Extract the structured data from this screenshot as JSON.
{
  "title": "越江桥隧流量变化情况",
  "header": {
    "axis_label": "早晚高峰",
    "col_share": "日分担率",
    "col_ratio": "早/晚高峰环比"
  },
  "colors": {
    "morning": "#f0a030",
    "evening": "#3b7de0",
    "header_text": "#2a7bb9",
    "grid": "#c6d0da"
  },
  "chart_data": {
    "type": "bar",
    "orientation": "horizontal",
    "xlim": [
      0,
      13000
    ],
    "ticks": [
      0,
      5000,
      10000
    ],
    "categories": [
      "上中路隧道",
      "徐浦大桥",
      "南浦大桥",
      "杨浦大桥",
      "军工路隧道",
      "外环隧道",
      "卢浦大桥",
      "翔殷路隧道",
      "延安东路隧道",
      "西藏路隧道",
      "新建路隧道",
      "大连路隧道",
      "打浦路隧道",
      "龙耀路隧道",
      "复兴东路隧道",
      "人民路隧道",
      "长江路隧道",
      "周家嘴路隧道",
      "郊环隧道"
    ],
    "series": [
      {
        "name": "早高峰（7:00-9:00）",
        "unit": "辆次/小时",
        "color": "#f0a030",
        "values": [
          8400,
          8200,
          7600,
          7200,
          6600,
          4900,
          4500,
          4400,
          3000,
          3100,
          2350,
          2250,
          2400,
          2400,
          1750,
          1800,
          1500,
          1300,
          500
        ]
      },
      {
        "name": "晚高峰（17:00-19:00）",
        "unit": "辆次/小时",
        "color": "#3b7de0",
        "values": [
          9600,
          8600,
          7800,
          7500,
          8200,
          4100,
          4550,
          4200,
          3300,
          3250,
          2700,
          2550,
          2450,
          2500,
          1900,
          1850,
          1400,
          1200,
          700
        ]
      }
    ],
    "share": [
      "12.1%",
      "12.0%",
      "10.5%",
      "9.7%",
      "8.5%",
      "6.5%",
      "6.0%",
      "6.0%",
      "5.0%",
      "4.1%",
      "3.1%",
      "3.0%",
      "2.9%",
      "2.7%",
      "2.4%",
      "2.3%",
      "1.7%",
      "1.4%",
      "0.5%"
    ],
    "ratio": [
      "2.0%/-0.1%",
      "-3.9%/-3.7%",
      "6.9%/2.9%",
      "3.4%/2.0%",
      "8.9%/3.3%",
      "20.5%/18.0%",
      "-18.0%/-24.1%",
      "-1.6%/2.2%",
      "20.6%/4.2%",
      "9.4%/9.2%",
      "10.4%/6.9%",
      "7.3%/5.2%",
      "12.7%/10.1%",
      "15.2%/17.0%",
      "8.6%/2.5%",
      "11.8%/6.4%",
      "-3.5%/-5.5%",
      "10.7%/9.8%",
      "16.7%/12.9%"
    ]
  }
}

## YOUR OBJECTIVE:
The records above need to be transcribed in full. Keep every character unchanged.

## REPLY:
Extract the structured data from this screenshot as JSON.
{
  "title": "越江桥隧流量变化情况",
  "header": {
    "axis_label": "早晚高峰",
    "col_share": "日分担率",
    "col_ratio": "早/晚高峰环比"
  },
  "colors": {
    "morning": "#f0a030",
    "evening": "#3b7de0",
    "header_text": "#2a7bb9",
    "grid": "#c6d0da"
  },
  "chart_data": {
    "type": "bar",
    "orientation": "horizontal",
    "xlim": [
      0,
      13000
    ],
    "ticks": [
      0,
      5000,
      10000
    ],
    "categories": [
      "上中路隧道",
      "徐浦大桥",
      "南浦大桥",
      "杨浦大桥",
      "军工路隧道",
      "外环隧道",
      "卢浦大桥",
      "翔殷路隧道",
      "延安东路隧道",
      "西藏路隧道",
      "新建路隧道",
      "大连路隧道",
      "打浦路隧道",
      "龙耀路隧道",
      "复兴东路隧道",
      "人民路隧道",
      "长江路隧道",
      "周家嘴路隧道",
      "郊环隧道"
    ],
    "series": [
      {
        "name": "早高峰（7:00-9:00）",
        "unit": "辆次/小时",
        "color": "#f0a030",
        "values": [
          8400,
          8200,
          7600,
          7200,
          6600,
          4900,
          4500,
          4400,
          3000,
          3100,
          2350,
          2250,
          2400,
          2400,
          1750,
          1800,
          1500,
          1300,
          500
        ]
      },
      {
        "name": "晚高峰（17:00-19:00）",
        "unit": "辆次/小时",
        "color": "#3b7de0",
        "values": [
          9600,
          8600,
          7800,
          7500,
          8200,
          4100,
          4550,
          4200,
          3300,
          3250,
          2700,
          2550,
          2450,
          2500,
          1900,
          1850,
          1400,
          1200,
          700
        ]
      }
    ],
    "share": [
      "12.1%",
      "12.0%",
      "10.5%",
      "9.7%",
      "8.5%",
      "6.5%",
      "6.0%",
      "6.0%",
      "5.0%",
      "4.1%",
      "3.1%",
      "3.0%",
      "2.9%",
      "2.7%",
      "2.4%",
      "2.3%",
      "1.7%",
      "1.4%",
      "0.5%"
    ],
    "ratio": [
      "2.0%/-0.1%",
      "-3.9%/-3.7%",
      "6.9%/2.9%",
      "3.4%/2.0%",
      "8.9%/3.3%",
      "20.5%/18.0%",
      "-18.0%/-24.1%",
      "-1.6%/2.2%",
      "20.6%/4.2%",
      "9.4%/9.2%",
      "10.4%/6.9%",
      "7.3%/5.2%",
      "12.7%/10.1%",
      "15.2%/17.0%",
      "8.6%/2.5%",
      "11.8%/6.4%",
      "-3.5%/-5.5%",
      "10.7%/9.8%",
      "16.7%/12.9%"
    ]
  }
}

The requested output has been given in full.